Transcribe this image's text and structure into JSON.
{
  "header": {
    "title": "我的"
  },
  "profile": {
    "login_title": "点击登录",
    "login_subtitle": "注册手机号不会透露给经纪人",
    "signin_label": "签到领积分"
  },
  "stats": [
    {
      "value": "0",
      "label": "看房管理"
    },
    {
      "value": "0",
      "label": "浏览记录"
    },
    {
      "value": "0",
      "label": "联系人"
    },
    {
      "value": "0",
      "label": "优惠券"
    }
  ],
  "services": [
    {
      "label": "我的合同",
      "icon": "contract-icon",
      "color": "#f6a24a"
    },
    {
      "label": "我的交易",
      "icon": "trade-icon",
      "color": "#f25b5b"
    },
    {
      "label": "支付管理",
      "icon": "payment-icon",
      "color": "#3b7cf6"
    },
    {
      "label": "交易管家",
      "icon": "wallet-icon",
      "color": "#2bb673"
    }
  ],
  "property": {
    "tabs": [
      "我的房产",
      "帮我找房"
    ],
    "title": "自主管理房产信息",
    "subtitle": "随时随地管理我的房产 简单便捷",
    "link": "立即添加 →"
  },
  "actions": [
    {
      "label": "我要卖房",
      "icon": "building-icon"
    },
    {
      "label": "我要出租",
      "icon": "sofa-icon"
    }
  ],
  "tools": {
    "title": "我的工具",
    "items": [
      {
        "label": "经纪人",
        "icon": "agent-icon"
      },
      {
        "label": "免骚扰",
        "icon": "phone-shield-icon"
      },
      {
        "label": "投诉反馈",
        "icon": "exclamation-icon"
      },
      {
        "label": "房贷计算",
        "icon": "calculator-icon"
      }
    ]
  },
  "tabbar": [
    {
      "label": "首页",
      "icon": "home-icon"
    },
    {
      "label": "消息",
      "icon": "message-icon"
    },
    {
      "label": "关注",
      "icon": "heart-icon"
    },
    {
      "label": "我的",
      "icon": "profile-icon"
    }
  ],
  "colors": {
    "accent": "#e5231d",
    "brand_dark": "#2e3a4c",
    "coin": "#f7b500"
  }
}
::::
• _Work to be completed_
Type the material above out again, exactly.

• _Output for this exercise_
Transcribe this image's text and structure into JSON.
{
  "header": {
    "title": "我的"
  },
  "profile": {
    "login_title": "点击登录",
    "login_subtitle": "注册手机号不会透露给经纪人",
    "signin_label": "签到领积分"
  },
  "stats": [
    {
      "value": "0",
      "label": "看房管理"
    },
    {
      "value": "0",
      "label": "浏览记录"
    },
    {
      "value": "0",
      "label": "联系人"
    },
    {
      "value": "0",
      "label": "优惠券"
    }
  ],
  "services": [
    {
      "label": "我的合同",
      "icon": "contract-icon",
      "color": "#f6a24a"
    },
    {
      "label": "我的交易",
      "icon": "trade-icon",
      "color": "#f25b5b"
    },
    {
      "label": "支付管理",
      "icon": "payment-icon",
      "color": "#3b7cf6"
    },
    {
      "label": "交易管家",
      "icon": "wallet-icon",
      "color": "#2bb673"
    }
  ],
  "property": {
    "tabs": [
      "我的房产",
      "帮我找房"
    ],
    "title": "自主管理房产信息",
    "subtitle": "随时随地管理我的房产 简单便捷",
    "link": "立即添加 →"
  },
  "actions": [
    {
      "label": "我要卖房",
      "icon": "building-icon"
    },
    {
      "label": "我要出租",
      "icon": "sofa-icon"
    }
  ],
  "tools": {
    "title": "我的工具",
    "items": [
      {
        "label": "经纪人",
        "icon": "agent-icon"
      },
      {
        "label": "免骚扰",
        "icon": "phone-shield-icon"
      },
      {
        "label": "投诉反馈",
        "icon": "exclamation-icon"
      },
      {
        "label": "房贷计算",
        "icon": "calculator-icon"
      }
    ]
  },
  "tabbar": [
    {
      "label": "首页",
      "icon": "home-icon"
    },
    {
      "label": "消息",
      "icon": "message-icon"
    },
    {
      "label": "关注",
      "icon": "heart-icon"
    },
    {
      "label": "我的",
      "icon": "profile-icon"
    }
  ],
  "colors": {
    "accent": "#e5231d",
    "brand_dark": "#2e3a4c",
    "coin": "#f7b500"
  }
}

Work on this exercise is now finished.